* _EXERCISE GOAL_: Resume the supplemental indenture after its last sentence, writing the next part in the same style.

4(G)
EX. 4(B)
THE ALPINE GROUP, INC.,
ISSUER,
SUPERIOR TELECOMMUNICATIONS INC.,
ADIENCE, INC., AND SUPERIOR CABLE CORPORATION,
SUBSIDIARY GUARANTORS
AND
MARINE MIDLAND BANK,
TRUSTEE
---------------------
SUPPLEMENTAL INDENTURE
DATED AS OF OCTOBER 2, 1996
------------------------
SUPPLEMENTING AND AMENDING THE INDENTURE
DATED AS OF JULY 15, 1995
WITH RESPECT TO $153,000,000
12 1/4% SENIOR SECURED NOTES DUE 2003
AND
12 1/4% SERIES B SENIOR SECURED NOTES DUE 2003
SUPPLEMENTAL INDENTURE, dated as of October 2, 1996 (this "Supplemental
Indenture"), made by and between The Alpine Group, Inc., a Delaware corporation
(the "Company"), Superior Telecommunications Inc., a Georgia corporation,
Adience, Inc., a Delaware corporation, Superior Cable Corporation, an Ontario
corporation, and Marine Midland Bank, a New York banking corporation and trust
company (the "Trustee"), to the Original Indenture (as such term is hereinafter
defined).
WHEREAS, the Company, the Subsidiary Guarantors and the Trustee have
heretofore entered into the Original Indenture, pursuant to the provisions of
which the Company has heretofore issued $153,000,000 in aggregate principal
amount of the Notes;
WHEREAS, the Company desires to supplement and amend, and to obtain the
waiver of certain provisions under, the Original Indenture in accordance with
its terms;
WHEREAS, Section 902 of the Original Indenture provides that the Company and
the Trustee may amend the Original Indenture with the written consent of the
Holders of at least a majority of the aggregate principal amount of the
outstanding Notes;
WHEREAS, Holders of at least a majority of the aggregate principal amount of
the outstanding Notes have provided such written consent to the Trustee; and
WHEREAS, all conditions and requirements necessary to authorize the
execution and delivery of this Supplemental Indenture have been duly complied
with or done and performed by the Company, and all actions necessary to make
this Supplemental Indenture and the Original Indenture, as supplemented by this
Supplemental Indenture, valid, binding and legal instruments according to their
terms (and, with respect to this Supplemental Indenture, in accordance with the
terms of the Original Indenture) have been complied with or done and performed;
NOW, THEREFORE, THIS SUPPLEMENTAL INDENTURE WITNESSETH that, for and in
consideration of the premises and of the mutual covenants herein contained and
for other valuable consideration, the receipt and sufficiency of which are
hereby acknowledged, the Company and the Subsidiary Guarantors covenant and
agree with the Trustee, for the benefit of all present and future Holders of the
Notes, as follows:
Section 1. The definitions set forth or incorporated by reference in the
Original Indenture shall be applicable to this Supplemental Indenture as fully
and to the same extent and effect as if set forth herein, except as otherwise
expressly provided herein. As used in this Supplemental Indenture, the term
"Original Indenture" shall mean the Indenture, dated as of July 15, 1995, among
the Company, the Subsidiary Guarantors and the Trustee, with respect to the
Notes.

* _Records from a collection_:
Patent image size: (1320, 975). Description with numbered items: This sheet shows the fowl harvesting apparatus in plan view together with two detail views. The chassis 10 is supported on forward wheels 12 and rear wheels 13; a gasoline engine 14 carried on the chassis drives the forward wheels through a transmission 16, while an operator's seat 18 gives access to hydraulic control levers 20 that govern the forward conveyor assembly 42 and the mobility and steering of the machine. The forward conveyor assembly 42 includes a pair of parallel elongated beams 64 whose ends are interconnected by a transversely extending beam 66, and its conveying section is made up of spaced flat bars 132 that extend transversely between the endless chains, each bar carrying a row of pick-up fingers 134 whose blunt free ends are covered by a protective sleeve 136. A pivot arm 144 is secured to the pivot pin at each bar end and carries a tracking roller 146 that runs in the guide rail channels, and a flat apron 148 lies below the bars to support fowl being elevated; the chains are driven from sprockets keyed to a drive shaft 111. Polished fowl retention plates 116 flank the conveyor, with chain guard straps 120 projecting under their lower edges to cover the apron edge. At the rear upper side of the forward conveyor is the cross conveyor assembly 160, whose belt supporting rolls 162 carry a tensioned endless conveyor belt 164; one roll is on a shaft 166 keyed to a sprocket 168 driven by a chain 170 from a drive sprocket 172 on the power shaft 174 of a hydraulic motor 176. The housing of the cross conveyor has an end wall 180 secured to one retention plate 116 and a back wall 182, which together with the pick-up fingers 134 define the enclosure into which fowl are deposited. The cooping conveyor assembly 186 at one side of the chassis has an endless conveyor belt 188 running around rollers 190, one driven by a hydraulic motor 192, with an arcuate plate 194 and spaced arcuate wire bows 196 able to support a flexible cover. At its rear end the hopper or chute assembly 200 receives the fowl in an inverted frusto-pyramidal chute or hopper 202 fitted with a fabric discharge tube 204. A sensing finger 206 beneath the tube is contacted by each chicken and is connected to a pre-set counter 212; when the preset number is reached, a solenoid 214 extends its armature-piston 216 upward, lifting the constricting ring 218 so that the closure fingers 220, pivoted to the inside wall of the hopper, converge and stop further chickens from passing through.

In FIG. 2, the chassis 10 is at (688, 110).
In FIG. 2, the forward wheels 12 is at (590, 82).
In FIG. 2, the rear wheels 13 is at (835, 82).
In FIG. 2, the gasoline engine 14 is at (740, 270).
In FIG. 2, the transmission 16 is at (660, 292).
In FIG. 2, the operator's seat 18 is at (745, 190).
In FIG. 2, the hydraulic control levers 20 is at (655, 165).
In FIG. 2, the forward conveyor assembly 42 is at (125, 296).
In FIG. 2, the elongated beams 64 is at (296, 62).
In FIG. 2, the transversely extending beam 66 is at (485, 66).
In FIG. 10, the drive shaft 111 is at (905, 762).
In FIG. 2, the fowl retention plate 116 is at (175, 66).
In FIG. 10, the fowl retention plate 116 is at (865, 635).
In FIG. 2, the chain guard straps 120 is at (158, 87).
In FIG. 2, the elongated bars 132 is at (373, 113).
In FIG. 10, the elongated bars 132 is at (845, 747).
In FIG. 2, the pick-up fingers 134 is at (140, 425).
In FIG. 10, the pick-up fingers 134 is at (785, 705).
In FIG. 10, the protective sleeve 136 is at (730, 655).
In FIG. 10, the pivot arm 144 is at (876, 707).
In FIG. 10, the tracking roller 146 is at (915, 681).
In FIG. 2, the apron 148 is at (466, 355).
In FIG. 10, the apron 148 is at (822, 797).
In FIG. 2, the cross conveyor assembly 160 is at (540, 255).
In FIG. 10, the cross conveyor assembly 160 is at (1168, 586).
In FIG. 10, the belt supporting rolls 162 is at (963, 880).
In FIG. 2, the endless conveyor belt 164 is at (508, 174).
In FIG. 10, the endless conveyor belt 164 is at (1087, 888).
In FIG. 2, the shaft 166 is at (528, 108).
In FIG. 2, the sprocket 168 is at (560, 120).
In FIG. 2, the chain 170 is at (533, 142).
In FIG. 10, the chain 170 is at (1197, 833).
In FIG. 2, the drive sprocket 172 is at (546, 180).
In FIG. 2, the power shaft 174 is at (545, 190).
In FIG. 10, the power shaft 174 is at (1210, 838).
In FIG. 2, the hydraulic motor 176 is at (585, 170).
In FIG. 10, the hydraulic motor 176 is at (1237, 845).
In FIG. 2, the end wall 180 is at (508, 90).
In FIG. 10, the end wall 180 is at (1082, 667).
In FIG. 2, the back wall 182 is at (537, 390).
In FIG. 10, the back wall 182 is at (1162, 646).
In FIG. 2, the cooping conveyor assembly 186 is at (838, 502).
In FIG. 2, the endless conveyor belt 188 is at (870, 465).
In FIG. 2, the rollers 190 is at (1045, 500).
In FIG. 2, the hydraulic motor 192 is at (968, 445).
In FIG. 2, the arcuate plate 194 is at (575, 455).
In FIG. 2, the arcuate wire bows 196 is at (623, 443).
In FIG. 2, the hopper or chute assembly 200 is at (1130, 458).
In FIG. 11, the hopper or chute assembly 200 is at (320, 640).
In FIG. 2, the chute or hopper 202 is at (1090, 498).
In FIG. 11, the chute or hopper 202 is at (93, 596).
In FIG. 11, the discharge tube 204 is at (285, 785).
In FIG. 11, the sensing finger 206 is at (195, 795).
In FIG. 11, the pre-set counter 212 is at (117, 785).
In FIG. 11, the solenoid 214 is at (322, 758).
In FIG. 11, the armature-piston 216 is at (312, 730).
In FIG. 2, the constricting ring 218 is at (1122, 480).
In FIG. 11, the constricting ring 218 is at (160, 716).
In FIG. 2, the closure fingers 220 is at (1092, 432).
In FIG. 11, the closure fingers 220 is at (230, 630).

* _ANSWER TO THE EXERCISE_:
Section 2. The Trustee waives compliance by the Company with the provisions
of the Original Indenture, including without limitation Sections 801, 1011, 1016
and 1407, for the purpose of, and any Event of Default that may arise in
connection with, the completion of any or all of the transactions described in
the Offer to Purchase and Consent Solicitation Statement, dated August 29, 1996,
of the Company (as amended, the "Statement"), including without limitation:
(a) the reorganization of Superior and DNE described therein; and
(b) the recapitalization of Superior as described therein.
Section 3. The definition of Permitted Investments in Section 101 is
amended by deleting the word "and" at the end of clause (v) thereof, deleting
the period and adding "; and" at the end of clause (vi) thereof, and inserting a
new clause (vii) as follows:
"(vii) Investments in the managed investment accounts of the Company
existing on the date of the initial issuance of the Notes, Investments held
in any such accounts and Investments of any proceeds of the sale or exchange
of any assets held in such accounts, including without limitation an
Investment of all or any part of the assets in such accounts in a Subsidiary
formed for the purpose of managing such Investments; provided that in the
event the Company makes an Investment in such a Subsidiary, such Subsidiary
shall not be a Restricted Subsidiary for any purpose under this Indenture."
Section 4. The first paragraph of Section 205 (Form of Reverse of Note) is
amended to read in its entirety as follows:
"This Note is one of a duly authorized issue of securities of the
Company designated as its 12 1/4% Series B Senior Secured Notes due 2003
(herein called the "Notes"), limited (except as otherwise provided in the
Indenture referred to below) in aggregate principal amount to $153,000,000,
which may be issued under an indenture (herein called the "Indenture") dated
as of July 15, 1995, among the Company, Superior Telecommunications Inc., a
corporation organized under the laws of the State of Georgia ("Superior"),
Adience, Inc., a corporation organized under the laws of the State of
Delaware ("Adience," and together with all successor guarantors under the
Indenture, the "Subsidiary Guarantors") and Superior Cable Corporation, a
corporation organized under the laws of Ontario, Canada ("Superior Canada")
and Marine Midland Bank, trustee (herein called the "Trustee", which term
includes any successor trustee under the Indenture) to which Indenture and
all indentures supplemental thereto reference is hereby made for a statement
of the respective rights, limitations of rights, duties, obligations and
immunities thereunder of the Company, the Subsidiary Guarantors, Superior,
Superior Canada, the Trustee and the Holders of the Notes, and of the terms
upon which the Notes are, and are to be, authenticated and delivered."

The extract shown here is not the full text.